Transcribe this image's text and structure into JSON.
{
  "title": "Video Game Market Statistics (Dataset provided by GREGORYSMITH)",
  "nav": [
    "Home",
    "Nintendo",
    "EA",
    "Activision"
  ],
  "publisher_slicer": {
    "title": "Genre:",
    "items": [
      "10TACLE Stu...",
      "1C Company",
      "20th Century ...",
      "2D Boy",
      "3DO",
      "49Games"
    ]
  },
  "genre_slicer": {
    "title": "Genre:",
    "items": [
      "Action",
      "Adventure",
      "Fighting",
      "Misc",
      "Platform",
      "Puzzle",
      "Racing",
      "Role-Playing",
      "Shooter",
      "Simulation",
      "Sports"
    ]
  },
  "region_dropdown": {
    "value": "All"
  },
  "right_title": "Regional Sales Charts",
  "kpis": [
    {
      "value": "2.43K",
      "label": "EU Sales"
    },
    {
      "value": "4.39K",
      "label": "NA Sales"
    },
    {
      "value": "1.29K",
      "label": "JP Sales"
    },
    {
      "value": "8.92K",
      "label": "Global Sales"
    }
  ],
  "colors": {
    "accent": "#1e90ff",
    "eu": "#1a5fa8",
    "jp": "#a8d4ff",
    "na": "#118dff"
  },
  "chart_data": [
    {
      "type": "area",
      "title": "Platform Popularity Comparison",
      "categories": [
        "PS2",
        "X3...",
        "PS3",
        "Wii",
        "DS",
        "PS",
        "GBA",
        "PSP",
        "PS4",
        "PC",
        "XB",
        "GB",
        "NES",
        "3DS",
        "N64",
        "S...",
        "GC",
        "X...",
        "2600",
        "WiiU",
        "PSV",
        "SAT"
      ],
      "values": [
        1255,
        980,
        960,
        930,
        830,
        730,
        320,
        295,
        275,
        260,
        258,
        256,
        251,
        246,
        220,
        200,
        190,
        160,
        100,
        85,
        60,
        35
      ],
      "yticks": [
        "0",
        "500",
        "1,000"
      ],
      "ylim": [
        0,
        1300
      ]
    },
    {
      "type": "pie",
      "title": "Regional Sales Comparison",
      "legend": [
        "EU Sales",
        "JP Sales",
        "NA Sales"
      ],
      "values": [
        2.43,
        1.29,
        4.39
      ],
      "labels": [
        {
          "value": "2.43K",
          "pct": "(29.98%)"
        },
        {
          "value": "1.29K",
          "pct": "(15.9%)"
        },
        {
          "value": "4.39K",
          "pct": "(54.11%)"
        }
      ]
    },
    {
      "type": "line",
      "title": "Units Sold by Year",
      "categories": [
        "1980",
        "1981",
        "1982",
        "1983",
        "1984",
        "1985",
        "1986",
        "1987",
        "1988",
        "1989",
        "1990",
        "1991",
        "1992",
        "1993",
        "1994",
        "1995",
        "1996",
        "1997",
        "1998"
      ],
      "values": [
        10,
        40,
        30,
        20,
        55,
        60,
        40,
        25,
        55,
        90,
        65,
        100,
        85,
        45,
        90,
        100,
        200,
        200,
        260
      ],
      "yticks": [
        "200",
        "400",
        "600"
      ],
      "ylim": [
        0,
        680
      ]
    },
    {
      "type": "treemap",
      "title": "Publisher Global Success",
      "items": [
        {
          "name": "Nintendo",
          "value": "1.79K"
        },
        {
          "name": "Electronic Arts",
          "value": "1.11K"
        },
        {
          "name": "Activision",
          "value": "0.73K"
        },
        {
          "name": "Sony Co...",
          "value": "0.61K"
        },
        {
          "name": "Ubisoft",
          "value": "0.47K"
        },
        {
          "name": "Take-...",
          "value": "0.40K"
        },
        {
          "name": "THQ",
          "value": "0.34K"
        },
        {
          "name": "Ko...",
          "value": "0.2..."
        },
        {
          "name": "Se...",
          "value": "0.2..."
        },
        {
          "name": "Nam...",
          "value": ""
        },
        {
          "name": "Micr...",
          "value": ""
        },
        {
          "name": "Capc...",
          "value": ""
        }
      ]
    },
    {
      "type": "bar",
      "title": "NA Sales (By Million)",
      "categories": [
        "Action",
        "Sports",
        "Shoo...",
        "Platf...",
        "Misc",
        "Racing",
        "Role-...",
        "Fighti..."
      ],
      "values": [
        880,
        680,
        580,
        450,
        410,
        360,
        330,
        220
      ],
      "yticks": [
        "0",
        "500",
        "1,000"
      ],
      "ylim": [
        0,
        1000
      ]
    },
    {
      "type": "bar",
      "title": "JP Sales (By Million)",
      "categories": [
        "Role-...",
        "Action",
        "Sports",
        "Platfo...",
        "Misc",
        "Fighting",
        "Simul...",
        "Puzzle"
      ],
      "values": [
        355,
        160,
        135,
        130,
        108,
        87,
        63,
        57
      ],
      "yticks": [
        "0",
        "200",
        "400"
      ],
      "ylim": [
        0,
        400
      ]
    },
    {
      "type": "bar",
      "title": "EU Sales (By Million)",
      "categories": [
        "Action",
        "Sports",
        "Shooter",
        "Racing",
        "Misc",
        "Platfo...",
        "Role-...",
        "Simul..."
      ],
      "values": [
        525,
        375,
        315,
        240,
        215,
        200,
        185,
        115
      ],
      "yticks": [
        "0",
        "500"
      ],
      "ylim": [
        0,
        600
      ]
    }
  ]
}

**Task**. Above are the records; retype them all without a single difference.

**Solution to this exercise**.
Transcribe this image's text and structure into JSON.
{
  "title": "Video Game Market Statistics (Dataset provided by GREGORYSMITH)",
  "nav": [
    "Home",
    "Nintendo",
    "EA",
    "Activision"
  ],
  "publisher_slicer": {
    "title": "Genre:",
    "items": [
      "10TACLE Stu...",
      "1C Company",
      "20th Century ...",
      "2D Boy",
      "3DO",
      "49Games"
    ]
  },
  "genre_slicer": {
    "title": "Genre:",
    "items": [
      "Action",
      "Adventure",
      "Fighting",
      "Misc",
      "Platform",
      "Puzzle",
      "Racing",
      "Role-Playing",
      "Shooter",
      "Simulation",
      "Sports"
    ]
  },
  "region_dropdown": {
    "value": "All"
  },
  "right_title": "Regional Sales Charts",
  "kpis": [
    {
      "value": "2.43K",
      "label": "EU Sales"
    },
    {
      "value": "4.39K",
      "label": "NA Sales"
    },
    {
      "value": "1.29K",
      "label": "JP Sales"
    },
    {
      "value": "8.92K",
      "label": "Global Sales"
    }
  ],
  "colors": {
    "accent": "#1e90ff",
    "eu": "#1a5fa8",
    "jp": "#a8d4ff",
    "na": "#118dff"
  },
  "chart_data": [
    {
      "type": "area",
      "title": "Platform Popularity Comparison",
      "categories": [
        "PS2",
        "X3...",
        "PS3",
        "Wii",
        "DS",
        "PS",
        "GBA",
        "PSP",
        "PS4",
        "PC",
        "XB",
        "GB",
        "NES",
        "3DS",
        "N64",
        "S...",
        "GC",
        "X...",
        "2600",
        "WiiU",
        "PSV",
        "SAT"
      ],
      "values": [
        1255,
        980,
        960,
        930,
        830,
        730,
        320,
        295,
        275,
        260,
        258,
        256,
        251,
        246,
        220,
        200,
        190,
        160,
        100,
        85,
        60,
        35
      ],
      "yticks": [
        "0",
        "500",
        "1,000"
      ],
      "ylim": [
        0,
        1300
      ]
    },
    {
      "type": "pie",
      "title": "Regional Sales Comparison",
      "legend": [
        "EU Sales",
        "JP Sales",
        "NA Sales"
      ],
      "values": [
        2.43,
        1.29,
        4.39
      ],
      "labels": [
        {
          "value": "2.43K",
          "pct": "(29.98%)"
        },
        {
          "value": "1.29K",
          "pct": "(15.9%)"
        },
        {
          "value": "4.39K",
          "pct": "(54.11%)"
        }
      ]
    },
    {
      "type": "line",
      "title": "Units Sold by Year",
      "categories": [
        "1980",
        "1981",
        "1982",
        "1983",
        "1984",
        "1985",
        "1986",
        "1987",
        "1988",
        "1989",
        "1990",
        "1991",
        "1992",
        "1993",
        "1994",
        "1995",
        "1996",
        "1997",
        "1998"
      ],
      "values": [
        10,
        40,
        30,
        20,
        55,
        60,
        40,
        25,
        55,
        90,
        65,
        100,
        85,
        45,
        90,
        100,
        200,
        200,
        260
      ],
      "yticks": [
        "200",
        "400",
        "600"
      ],
      "ylim": [
        0,
        680
      ]
    },
    {
      "type": "treemap",
      "title": "Publisher Global Success",
      "items": [
        {
          "name": "Nintendo",
          "value": "1.79K"
        },
        {
          "name": "Electronic Arts",
          "value": "1.11K"
        },
        {
          "name": "Activision",
          "value": "0.73K"
        },
        {
          "name": "Sony Co...",
          "value": "0.61K"
        },
        {
          "name": "Ubisoft",
          "value": "0.47K"
        },
        {
          "name": "Take-...",
          "value": "0.40K"
        },
        {
          "name": "THQ",
          "value": "0.34K"
        },
        {
          "name": "Ko...",
          "value": "0.2..."
        },
        {
          "name": "Se...",
          "value": "0.2..."
        },
        {
          "name": "Nam...",
          "value": ""
        },
        {
          "name": "Micr...",
          "value": ""
        },
        {
          "name": "Capc...",
          "value": ""
        }
      ]
    },
    {
      "type": "bar",
      "title": "NA Sales (By Million)",
      "categories": [
        "Action",
        "Sports",
        "Shoo...",
        "Platf...",
        "Misc",
        "Racing",
        "Role-...",
        "Fighti..."
      ],
      "values": [
        880,
        680,
        580,
        450,
        410,
        360,
        330,
        220
      ],
      "yticks": [
        "0",
        "500",
        "1,000"
      ],
      "ylim": [
        0,
        1000
      ]
    },
    {
      "type": "bar",
      "title": "JP Sales (By Million)",
      "categories": [
        "Role-...",
        "Action",
        "Sports",
        "Platfo...",
        "Misc",
        "Fighting",
        "Simul...",
        "Puzzle"
      ],
      "values": [
        355,
        160,
        135,
        130,
        108,
        87,
        63,
        57
      ],
      "yticks": [
        "0",
        "200",
        "400"
      ],
      "ylim": [
        0,
        400
      ]
    },
    {
      "type": "bar",
      "title": "EU Sales (By Million)",
      "categories": [
        "Action",
        "Sports",
        "Shooter",
        "Racing",
        "Misc",
        "Platfo...",
        "Role-...",
        "Simul..."
      ],
      "values": [
        525,
        375,
        315,
        240,
        215,
        200,
        185,
        115
      ],
      "yticks": [
        "0",
        "500"
      ],
      "ylim": [
        0,
        600
      ]
    }
  ]
}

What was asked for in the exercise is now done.